Page:
Tuesday, June 1, 2010

Twenty-three Months

Blog 5/28/10

When adding more wood to the cabin fireplace, three sparks jetted out so quickly that I had only one thought of gratitude that my face wasn’t in their trajectories. Then, I saw the smoldering spots on the carpet and quickly stomped on them. Now left are three melted spots on what was, for all these years, a flawless carpet, same as the day was laid. This event was soon followed by a spill of tea and a dog’s vomit, leaving stains, on his truck’s upholstery. It was with these two incidences that I realized that I had given myself the duty of preserving, of guarding what was ours and what was his. But not only preserving it, but maintaining it exactly as it was before Jack died, as if to say, “Because I loved you so much and everything that was yours and ours, I will keep it as your left it.” I own the duty and the responsibility to preserve what we had and what he had; it’s all mine now, I know…sometimes. I now understand the intact bedrooms of children and partners who have died, preserved by survivors: someone takes the job of preserving the past. Change is not easy. It is a frugal attempt of preserving what was and of keeping or re-enforcing some threads of denial on the tapestry of one’s life. Because, even though it has been 23 months, there is still a part of me that struggles with making it “real,” that this is how my life is now, minus all the “we’s” and “our’s.”

Now, with these “damages” done, I want to apologize to Jack for not doing a good job with his and our possessions. I want him to know that I really, really have tried to keep everything running, in good conditions, just as he left it. I felt like I failed with those three burnt spots on the floor and the stained car seats now. How I wish he had done it and not me. I want him to know that I value his stuff, our stuff, and I am doing the best I can. It seems to me that it’s the only way I can hold on to what was is by freezing in time how things were. I know that things would be stained, dented, scratched, and eventually replaced even if he was here. (I like to think more due to his missteps than mine, , although my track record is not so good right now. ) Without him, it is all my errors. I am the only one to blame.

Dataset excerpt:
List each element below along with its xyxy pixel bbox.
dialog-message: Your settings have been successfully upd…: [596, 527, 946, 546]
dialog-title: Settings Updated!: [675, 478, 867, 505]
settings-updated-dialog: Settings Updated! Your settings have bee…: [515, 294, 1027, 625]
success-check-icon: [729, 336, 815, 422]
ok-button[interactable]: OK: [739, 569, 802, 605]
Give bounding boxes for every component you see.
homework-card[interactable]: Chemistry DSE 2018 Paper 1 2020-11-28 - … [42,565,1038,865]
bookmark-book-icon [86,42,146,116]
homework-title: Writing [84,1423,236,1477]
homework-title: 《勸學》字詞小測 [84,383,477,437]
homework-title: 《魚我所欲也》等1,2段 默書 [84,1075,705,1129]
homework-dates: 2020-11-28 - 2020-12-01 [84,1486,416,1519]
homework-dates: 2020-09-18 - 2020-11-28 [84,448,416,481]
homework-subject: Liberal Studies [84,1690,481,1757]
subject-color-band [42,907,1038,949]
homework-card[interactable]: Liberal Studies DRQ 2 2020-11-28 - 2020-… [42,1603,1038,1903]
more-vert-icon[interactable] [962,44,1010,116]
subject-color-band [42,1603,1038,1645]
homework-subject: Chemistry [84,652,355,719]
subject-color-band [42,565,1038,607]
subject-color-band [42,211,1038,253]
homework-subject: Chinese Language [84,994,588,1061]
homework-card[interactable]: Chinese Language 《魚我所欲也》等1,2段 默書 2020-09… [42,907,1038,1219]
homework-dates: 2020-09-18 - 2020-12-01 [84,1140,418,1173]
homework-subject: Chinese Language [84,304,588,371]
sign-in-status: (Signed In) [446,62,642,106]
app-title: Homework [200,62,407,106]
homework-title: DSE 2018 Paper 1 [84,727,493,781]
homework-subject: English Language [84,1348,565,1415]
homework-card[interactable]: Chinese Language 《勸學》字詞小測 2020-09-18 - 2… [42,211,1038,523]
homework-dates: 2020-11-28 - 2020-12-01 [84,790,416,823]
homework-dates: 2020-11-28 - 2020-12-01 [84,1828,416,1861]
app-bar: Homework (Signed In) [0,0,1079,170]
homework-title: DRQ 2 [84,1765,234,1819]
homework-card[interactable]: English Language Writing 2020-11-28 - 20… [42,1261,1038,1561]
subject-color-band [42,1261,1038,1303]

Jobs:
1. In the blog post about preserving Jack's belongings, how many spots on the carpet were melted by sparks from the fireplace?
2. Extend the blog post about preserving Jack's belongings, picking up after its final sentence.
The listing is separate material and has no connection to the blog post about preserving Jack's belongings.

Task-by-task results:
1. Three.

2.
His truck was less than a month old when I backed it into a light pole and dented the fender. I was devastated and crying as I told him how sorry I was. It is in that moment now, memories of his kindness and compassion, how he forgave me so easily, that I cling when carpets are burnt, car seats stained (OK, dog takes 50% responsibility, too), and other mishaps. Yes, I have asked him for that compassion and kindness and forgiveness.

Sometimes, I think that Jack’s and my love story will not end until I die. Our love did not end with his death. I would carry it, be responsible for preserving the love and its story. That thinking certainly makes moving on difficult, if not a plain ol’ tug-of-war.

Basically, if I hold our [my] material things with such value, imagine my struggles as I begin to think about stepping out and try dating. Imagine how I treasure what we had and how that would delay the process. It is like stepping out of my sacred marriage vows. Yes, I know they were “until death do we part,” but that’s easier to write than for my heart to accept. Am I betraying my commitment to preserving “The Reynolds Story,” because that responsibility to maintain that “story” is a part of the hesitation to open to seeing someone new across a restaurant table or next to me at a movie theater.

I miss hearing telling someone about my day. I miss hearing another’s thoughts, ideas, and moments of the day. Sadly, the bottom line is that it’s Jack’s voice I yearn to hear.

And it is time to move on, I know it. I also know that it’s not a light switch that one day I make this decision to enjoy my living [switch off grief] and not feel the pain of his not being by my side ever again [switch on my life]. The switch doesn’t stay in one spot. Gads, that would make it all easier: done with that, check it off the list, move on. I wish.

With the lapse of 23 months, I am still amazed at how the mind and heart still struggles with loss. Two years next month and how easy it would be to think, “Two years. How much more do I need to put it all to rest?” Simultaneously, I also think, “Is that all? Already?”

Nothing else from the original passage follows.